Collected data:
*****
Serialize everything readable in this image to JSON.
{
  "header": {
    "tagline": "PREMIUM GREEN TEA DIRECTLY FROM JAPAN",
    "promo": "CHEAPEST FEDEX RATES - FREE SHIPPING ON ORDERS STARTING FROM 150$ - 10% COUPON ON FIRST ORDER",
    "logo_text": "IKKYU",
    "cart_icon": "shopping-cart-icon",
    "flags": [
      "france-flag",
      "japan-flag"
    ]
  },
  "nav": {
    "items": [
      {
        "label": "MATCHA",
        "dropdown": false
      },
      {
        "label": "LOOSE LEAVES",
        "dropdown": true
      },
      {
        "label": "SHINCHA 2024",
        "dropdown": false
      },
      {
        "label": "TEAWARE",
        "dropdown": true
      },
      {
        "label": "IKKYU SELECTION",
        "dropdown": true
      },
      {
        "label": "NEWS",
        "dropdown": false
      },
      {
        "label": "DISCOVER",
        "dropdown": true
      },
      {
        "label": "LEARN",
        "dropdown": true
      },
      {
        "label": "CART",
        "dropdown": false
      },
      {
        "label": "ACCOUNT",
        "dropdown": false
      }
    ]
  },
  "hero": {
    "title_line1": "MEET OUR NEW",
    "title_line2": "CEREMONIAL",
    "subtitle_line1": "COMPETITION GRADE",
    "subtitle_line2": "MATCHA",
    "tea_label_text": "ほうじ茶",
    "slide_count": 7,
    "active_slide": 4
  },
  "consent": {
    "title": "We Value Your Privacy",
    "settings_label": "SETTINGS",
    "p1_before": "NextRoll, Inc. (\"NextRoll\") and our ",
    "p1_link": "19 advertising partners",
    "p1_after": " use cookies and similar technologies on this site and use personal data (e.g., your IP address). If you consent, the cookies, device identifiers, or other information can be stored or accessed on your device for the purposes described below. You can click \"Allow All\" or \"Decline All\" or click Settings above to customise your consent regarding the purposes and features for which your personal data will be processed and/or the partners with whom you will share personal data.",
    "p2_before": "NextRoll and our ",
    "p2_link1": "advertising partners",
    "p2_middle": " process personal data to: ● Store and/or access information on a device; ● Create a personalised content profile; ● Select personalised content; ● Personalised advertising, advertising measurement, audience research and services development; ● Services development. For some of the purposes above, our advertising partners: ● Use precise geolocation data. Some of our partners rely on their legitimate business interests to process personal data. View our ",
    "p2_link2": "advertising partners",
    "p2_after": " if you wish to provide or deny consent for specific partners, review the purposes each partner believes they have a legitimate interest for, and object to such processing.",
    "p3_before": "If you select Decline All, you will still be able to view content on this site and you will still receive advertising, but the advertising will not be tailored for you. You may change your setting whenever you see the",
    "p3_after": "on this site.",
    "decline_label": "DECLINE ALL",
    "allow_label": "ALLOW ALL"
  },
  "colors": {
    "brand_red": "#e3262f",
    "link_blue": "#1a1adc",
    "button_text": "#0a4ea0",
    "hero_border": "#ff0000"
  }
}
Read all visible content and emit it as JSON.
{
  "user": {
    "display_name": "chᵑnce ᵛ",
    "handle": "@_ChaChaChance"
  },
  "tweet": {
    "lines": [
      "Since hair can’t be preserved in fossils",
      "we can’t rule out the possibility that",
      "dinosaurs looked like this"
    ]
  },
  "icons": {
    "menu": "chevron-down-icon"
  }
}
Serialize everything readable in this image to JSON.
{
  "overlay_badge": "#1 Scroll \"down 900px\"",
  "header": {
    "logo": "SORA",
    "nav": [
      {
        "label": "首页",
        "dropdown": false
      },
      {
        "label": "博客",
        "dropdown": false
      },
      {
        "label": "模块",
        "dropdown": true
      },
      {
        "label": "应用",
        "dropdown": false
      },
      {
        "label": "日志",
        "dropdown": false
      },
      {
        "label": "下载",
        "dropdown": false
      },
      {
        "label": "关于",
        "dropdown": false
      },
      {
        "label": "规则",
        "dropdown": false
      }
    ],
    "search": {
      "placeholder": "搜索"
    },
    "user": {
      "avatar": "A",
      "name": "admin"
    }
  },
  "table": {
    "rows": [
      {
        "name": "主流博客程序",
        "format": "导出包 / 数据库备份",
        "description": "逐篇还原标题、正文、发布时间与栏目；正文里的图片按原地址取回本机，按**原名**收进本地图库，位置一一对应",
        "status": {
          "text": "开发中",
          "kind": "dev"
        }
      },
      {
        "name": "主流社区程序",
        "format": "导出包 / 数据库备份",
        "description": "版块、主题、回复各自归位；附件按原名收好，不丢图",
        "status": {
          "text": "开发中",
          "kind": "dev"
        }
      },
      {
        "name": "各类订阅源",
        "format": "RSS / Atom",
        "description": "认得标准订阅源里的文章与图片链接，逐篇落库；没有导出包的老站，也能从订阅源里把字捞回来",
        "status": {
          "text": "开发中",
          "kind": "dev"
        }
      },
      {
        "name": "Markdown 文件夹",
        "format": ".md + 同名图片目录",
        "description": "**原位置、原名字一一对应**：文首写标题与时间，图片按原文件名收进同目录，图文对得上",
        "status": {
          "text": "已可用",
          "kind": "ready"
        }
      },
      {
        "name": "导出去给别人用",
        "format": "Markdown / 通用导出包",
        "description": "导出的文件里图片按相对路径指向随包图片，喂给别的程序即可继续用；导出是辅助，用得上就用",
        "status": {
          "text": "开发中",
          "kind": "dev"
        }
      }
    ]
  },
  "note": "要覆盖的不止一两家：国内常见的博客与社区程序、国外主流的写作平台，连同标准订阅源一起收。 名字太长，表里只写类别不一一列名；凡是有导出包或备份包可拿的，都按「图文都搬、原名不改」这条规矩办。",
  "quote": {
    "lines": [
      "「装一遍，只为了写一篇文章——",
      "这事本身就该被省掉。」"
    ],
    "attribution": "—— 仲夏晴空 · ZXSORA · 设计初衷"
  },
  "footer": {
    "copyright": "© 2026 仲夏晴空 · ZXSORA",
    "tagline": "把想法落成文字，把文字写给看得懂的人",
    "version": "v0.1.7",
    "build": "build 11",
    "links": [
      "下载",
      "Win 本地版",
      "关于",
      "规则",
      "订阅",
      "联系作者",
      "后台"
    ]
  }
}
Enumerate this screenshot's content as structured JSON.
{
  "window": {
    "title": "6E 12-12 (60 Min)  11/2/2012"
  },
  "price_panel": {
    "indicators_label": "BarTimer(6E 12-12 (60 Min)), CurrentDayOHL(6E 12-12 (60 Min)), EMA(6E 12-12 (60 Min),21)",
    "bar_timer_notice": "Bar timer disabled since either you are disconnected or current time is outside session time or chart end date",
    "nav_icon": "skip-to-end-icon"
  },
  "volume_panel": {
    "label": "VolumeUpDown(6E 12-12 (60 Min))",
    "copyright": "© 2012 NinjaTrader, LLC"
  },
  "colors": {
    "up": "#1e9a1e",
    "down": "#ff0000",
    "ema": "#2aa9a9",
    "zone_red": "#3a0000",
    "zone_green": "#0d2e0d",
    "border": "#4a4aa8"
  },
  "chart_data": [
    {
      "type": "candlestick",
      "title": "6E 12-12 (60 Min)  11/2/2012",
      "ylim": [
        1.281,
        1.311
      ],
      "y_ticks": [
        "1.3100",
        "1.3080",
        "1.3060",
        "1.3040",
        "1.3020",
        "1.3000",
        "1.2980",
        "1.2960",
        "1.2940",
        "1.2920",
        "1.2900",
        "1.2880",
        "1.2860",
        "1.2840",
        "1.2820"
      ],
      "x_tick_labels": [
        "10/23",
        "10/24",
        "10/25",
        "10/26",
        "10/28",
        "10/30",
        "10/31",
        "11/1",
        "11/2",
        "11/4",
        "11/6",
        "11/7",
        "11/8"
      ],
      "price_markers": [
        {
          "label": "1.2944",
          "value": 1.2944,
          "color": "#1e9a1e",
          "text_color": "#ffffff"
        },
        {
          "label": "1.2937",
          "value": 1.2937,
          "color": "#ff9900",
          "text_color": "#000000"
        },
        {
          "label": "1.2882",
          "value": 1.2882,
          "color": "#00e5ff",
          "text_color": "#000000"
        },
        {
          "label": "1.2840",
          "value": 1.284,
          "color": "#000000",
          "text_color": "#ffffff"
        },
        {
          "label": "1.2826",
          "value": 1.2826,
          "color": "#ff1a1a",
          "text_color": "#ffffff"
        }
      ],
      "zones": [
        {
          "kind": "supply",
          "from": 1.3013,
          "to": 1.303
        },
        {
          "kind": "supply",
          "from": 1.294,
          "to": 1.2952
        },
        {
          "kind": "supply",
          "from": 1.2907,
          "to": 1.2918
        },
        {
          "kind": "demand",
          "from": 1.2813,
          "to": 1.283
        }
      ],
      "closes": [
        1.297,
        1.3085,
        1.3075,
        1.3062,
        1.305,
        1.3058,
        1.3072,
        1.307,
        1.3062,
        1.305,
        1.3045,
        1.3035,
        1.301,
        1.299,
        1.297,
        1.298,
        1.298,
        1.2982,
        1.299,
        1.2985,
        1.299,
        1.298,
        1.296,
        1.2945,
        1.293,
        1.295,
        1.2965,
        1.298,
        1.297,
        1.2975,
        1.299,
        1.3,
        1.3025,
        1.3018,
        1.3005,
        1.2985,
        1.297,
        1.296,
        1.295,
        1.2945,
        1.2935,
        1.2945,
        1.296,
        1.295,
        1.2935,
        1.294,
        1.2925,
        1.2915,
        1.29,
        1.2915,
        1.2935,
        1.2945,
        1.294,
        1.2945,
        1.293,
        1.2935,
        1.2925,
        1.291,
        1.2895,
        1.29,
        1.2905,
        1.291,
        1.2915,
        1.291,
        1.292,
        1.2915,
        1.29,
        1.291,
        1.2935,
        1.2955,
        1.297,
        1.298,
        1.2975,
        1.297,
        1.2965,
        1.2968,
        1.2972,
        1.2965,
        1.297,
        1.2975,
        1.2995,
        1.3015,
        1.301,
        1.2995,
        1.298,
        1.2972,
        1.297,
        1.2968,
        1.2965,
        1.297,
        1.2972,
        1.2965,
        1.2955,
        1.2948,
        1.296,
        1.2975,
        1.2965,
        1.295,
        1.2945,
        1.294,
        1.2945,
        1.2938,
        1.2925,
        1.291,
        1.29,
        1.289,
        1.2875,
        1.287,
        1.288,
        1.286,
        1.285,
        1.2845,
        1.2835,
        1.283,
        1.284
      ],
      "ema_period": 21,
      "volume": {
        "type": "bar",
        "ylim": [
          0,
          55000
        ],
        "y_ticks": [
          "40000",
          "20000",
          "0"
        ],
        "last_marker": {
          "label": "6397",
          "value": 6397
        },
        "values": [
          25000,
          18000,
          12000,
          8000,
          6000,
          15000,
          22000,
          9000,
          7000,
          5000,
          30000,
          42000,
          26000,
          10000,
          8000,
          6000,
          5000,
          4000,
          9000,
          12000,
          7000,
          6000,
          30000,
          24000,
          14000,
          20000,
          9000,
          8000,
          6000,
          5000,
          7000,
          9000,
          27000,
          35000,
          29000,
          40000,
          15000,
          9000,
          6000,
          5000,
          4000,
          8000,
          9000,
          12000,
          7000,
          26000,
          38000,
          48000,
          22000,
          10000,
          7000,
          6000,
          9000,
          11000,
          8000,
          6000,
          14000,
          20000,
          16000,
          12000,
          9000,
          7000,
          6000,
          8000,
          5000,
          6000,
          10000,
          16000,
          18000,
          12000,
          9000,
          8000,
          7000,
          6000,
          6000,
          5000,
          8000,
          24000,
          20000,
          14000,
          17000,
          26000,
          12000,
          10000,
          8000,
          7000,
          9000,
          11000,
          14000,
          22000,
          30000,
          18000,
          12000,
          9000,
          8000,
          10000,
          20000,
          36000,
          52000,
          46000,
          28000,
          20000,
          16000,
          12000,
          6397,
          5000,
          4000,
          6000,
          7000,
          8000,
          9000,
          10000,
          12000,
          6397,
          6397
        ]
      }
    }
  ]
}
*****
◆ SET TASK: Within the listing above, copy each line that has the string "purposes".

◆ COMPLETED TASK:
    "p1_after": " use cookies and similar technologies on this site and use personal data (e.g., your IP address). If you consent, the cookies, device identifiers, or other information can be stored or accessed on your device for the purposes described below. You can click \"Allow All\" or \"Decline All\" or click Settings above to customise your consent regarding the purposes and features for which your personal data will be processed and/or the partners with whom you will share personal data.",
    "p2_middle": " process personal data to: ● Store and/or access information on a device; ● Create a personalised content profile; ● Select personalised content; ● Personalised advertising, advertising measurement, audience research and services development; ● Services development. For some of the purposes above, our advertising partners: ● Use precise geolocation data. Some of our partners rely on their legitimate business interests to process personal data. View our ",
    "p2_after": " if you wish to provide or deny consent for specific partners, review the purposes each partner believes they have a legitimate interest for, and object to such processing.",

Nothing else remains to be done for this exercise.